» Problem description
Copy each line in the data that includes the word "fout".

» Data for this exercise
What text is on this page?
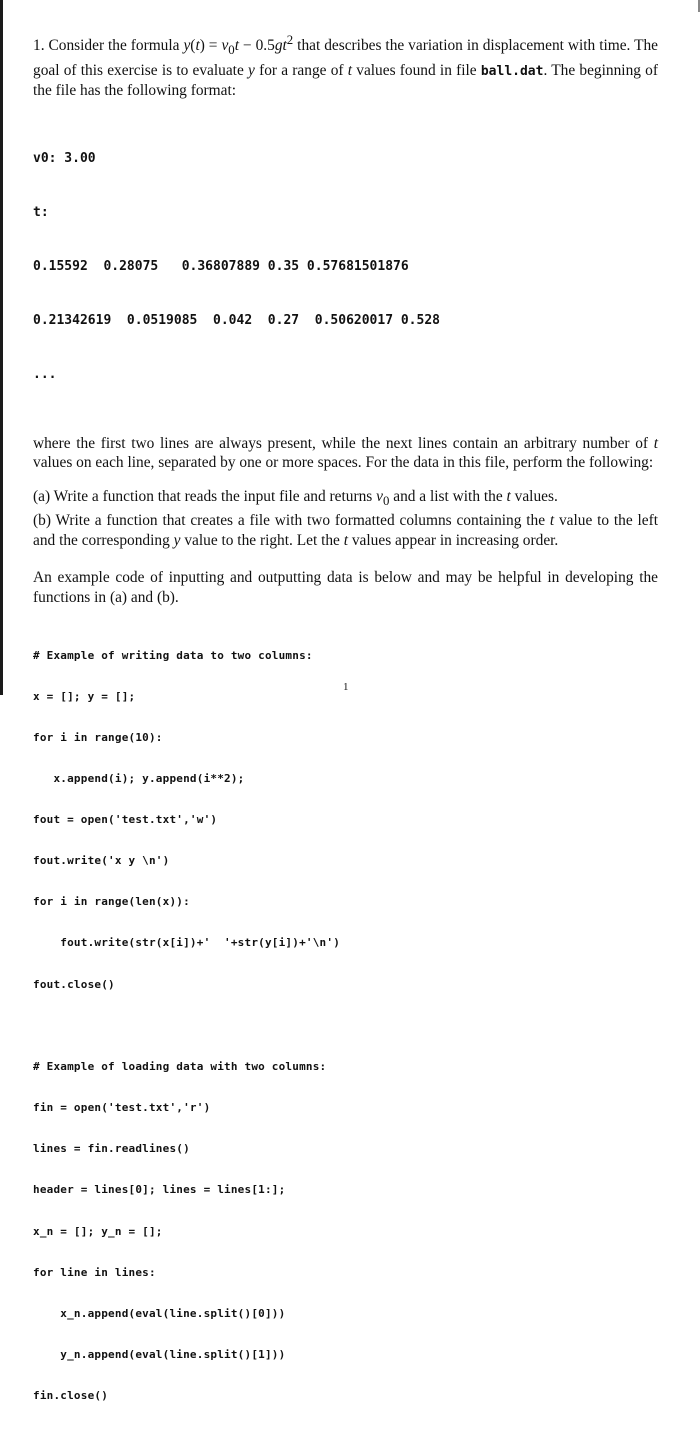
1. Consider the formula $y(t) = v_0t - 0.5gt^2$ that describes the variation in displacement with time. The goal of this exercise is to evaluate y for a range of t values found in file ball.dat. The beginning of the file has the following format:

v0: 3.00

t:

0.15592  0.28075   0.36807889 0.35 0.57681501876

0.21342619  0.0519085  0.042  0.27  0.50620017 0.528

...

where the first two lines are always present, while the next lines contain an arbitrary number of t values on each line, separated by one or more spaces. For the data in this file, perform the following:

(a) Write a function that reads the input file and returns $v_0$ and a list with the t values.

(b) Write a function that creates a file with two formatted columns containing the t value to the left and the corresponding y value to the right. Let the t values appear in increasing order.

An example code of inputting and outputting data is below and may be helpful in developing the functions in (a) and (b).

# Example of writing data to two columns:

x = []; y = [];

for i in range(10):

x.append(i); y.append(i**2);

fout = open('test.txt','w')

fout.write('x y \n')

for i in range(len(x)):

fout.write(str(x[i])+'  '+str(y[i])+'\n')

fout.close()

# Example of loading data with two columns:

fin = open('test.txt','r')

lines = fin.readlines()

header = lines[0]; lines = lines[1:];

x_n = []; y_n = [];

for line in lines:

x_n.append(eval(line.split()[0]))

y_n.append(eval(line.split()[1]))

fin.close()

1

» Response to the task
fout = open('test.txt','w')
fout.write('x y \n')
fout.write(str(x[i])+'  '+str(y[i])+'\n')
fout.close()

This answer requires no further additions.